▶ _Set problem_:
Count how many lines of the material below have the word "Read" and give only the number.

▶ _Exercise data_:
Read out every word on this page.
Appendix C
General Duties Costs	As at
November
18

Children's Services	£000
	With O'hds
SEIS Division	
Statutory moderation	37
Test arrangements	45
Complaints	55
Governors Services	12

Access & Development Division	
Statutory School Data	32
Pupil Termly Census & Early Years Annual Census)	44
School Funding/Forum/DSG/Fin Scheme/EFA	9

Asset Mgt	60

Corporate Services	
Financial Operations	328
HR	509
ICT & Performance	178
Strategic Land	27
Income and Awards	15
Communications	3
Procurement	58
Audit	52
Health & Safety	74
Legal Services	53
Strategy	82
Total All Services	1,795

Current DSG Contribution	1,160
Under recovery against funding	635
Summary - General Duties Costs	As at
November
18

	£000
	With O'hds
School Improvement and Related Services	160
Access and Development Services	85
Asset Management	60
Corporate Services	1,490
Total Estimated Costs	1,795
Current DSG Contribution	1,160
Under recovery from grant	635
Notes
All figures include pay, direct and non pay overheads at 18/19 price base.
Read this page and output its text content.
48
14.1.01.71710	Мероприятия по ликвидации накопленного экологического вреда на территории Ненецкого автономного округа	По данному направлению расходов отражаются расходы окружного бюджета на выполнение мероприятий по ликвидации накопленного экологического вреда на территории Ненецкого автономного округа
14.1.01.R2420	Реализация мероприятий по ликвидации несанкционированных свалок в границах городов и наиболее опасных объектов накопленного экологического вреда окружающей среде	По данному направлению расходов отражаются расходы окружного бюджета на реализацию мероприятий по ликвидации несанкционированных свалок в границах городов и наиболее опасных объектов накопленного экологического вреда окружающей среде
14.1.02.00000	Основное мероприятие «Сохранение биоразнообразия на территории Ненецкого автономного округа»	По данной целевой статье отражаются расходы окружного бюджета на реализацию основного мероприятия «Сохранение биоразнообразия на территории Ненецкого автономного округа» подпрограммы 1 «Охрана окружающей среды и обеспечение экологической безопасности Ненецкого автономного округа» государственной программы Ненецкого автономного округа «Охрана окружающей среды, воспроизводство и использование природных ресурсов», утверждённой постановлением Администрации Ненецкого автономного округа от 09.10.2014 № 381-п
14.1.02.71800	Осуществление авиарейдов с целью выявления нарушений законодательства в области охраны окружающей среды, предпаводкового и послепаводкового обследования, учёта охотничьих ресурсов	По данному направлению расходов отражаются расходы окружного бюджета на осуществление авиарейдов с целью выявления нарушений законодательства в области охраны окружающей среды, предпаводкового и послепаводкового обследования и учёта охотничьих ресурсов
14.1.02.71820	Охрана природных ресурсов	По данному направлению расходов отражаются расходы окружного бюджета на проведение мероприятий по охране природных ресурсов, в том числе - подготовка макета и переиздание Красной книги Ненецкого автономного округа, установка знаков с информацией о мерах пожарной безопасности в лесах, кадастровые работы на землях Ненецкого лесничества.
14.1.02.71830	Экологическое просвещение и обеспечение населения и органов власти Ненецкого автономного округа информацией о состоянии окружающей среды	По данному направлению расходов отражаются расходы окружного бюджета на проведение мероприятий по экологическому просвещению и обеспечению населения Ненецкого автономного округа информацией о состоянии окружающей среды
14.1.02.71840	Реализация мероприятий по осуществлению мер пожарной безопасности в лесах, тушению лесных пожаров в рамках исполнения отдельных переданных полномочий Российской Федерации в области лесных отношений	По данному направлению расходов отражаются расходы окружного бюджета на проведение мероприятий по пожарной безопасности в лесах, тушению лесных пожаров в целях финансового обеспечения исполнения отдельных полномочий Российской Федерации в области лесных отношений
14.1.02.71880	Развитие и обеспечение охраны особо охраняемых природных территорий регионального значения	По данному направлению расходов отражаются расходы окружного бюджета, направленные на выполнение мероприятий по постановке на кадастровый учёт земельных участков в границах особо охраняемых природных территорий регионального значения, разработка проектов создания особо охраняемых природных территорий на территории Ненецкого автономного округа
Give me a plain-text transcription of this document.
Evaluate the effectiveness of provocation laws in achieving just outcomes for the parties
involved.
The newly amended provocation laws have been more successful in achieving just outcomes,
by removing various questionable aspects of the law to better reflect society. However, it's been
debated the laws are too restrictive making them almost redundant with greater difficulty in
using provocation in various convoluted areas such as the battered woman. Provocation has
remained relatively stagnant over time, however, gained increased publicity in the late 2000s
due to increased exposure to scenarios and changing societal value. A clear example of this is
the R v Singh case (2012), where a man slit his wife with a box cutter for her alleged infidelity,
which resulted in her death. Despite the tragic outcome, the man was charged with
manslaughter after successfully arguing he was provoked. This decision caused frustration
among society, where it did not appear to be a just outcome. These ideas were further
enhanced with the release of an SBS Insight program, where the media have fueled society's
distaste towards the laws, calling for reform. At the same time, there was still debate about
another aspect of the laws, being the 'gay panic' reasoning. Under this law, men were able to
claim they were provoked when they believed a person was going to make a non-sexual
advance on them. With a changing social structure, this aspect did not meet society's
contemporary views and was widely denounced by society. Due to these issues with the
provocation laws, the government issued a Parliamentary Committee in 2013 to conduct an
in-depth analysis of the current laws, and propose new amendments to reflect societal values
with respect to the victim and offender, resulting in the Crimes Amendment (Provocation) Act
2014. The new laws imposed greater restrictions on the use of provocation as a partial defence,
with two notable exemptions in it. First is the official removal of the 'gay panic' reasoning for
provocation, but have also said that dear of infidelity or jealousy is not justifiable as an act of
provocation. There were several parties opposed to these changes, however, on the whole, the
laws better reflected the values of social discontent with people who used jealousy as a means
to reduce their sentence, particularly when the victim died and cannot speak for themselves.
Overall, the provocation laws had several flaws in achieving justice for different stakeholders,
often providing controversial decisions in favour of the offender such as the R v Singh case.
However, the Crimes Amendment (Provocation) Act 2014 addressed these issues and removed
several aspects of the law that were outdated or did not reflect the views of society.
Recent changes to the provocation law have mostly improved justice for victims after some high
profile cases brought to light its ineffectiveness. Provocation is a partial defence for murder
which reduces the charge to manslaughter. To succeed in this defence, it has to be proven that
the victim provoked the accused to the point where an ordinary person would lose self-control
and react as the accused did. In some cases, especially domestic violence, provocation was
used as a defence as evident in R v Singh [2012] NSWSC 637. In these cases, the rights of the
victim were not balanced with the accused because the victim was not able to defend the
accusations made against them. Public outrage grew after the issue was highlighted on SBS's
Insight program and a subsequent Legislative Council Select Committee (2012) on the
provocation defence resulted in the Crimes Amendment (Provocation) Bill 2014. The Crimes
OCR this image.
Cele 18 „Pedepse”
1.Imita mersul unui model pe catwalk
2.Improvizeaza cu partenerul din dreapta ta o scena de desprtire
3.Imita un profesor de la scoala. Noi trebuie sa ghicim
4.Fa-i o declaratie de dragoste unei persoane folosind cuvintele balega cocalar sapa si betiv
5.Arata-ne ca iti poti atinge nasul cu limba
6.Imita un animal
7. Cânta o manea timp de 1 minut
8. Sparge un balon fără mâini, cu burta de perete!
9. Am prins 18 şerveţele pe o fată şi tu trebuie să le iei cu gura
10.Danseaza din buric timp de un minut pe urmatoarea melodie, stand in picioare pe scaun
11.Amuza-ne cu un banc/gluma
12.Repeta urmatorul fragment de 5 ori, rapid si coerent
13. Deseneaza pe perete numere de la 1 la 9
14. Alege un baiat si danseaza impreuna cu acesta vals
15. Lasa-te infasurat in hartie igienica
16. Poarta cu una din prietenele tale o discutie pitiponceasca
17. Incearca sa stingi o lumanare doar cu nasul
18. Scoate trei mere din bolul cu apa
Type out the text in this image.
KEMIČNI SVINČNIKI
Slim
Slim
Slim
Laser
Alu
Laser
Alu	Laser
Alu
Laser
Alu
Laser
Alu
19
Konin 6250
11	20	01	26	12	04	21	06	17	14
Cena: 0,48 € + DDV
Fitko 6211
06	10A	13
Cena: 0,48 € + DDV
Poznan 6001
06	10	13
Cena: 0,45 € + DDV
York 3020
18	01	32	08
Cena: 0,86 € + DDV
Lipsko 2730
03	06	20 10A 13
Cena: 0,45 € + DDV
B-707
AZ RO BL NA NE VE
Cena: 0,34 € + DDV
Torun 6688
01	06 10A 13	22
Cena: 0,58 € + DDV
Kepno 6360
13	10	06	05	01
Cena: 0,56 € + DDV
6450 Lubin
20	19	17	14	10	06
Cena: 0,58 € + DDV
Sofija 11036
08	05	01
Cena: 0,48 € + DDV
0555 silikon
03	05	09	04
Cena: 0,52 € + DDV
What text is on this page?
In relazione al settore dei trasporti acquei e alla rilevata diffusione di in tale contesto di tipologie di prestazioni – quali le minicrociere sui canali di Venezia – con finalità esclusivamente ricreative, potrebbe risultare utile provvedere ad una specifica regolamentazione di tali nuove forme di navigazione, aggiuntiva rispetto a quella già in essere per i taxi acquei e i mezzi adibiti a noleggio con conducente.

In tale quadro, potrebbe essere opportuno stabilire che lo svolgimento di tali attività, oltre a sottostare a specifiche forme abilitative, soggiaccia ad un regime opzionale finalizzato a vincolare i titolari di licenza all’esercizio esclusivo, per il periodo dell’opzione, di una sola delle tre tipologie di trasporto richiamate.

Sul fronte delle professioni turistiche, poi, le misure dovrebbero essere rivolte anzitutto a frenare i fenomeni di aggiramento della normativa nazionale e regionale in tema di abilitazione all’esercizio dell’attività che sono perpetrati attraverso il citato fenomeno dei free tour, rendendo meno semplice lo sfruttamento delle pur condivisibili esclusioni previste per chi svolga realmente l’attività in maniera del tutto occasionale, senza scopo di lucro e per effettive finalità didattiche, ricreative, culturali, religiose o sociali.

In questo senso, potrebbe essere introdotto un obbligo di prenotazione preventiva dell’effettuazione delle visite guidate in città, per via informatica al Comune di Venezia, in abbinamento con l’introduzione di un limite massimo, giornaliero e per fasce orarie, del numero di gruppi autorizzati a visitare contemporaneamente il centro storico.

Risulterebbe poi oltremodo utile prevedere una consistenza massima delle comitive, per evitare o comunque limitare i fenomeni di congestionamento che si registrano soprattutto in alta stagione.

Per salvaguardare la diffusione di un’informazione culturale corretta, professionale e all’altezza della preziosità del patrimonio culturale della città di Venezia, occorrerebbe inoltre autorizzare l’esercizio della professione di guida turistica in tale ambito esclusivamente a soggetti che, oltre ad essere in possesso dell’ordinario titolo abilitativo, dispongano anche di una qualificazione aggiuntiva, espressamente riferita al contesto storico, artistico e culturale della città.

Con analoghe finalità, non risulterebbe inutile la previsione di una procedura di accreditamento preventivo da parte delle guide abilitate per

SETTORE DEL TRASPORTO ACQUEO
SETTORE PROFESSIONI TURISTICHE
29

▶ _Response to this task_:
2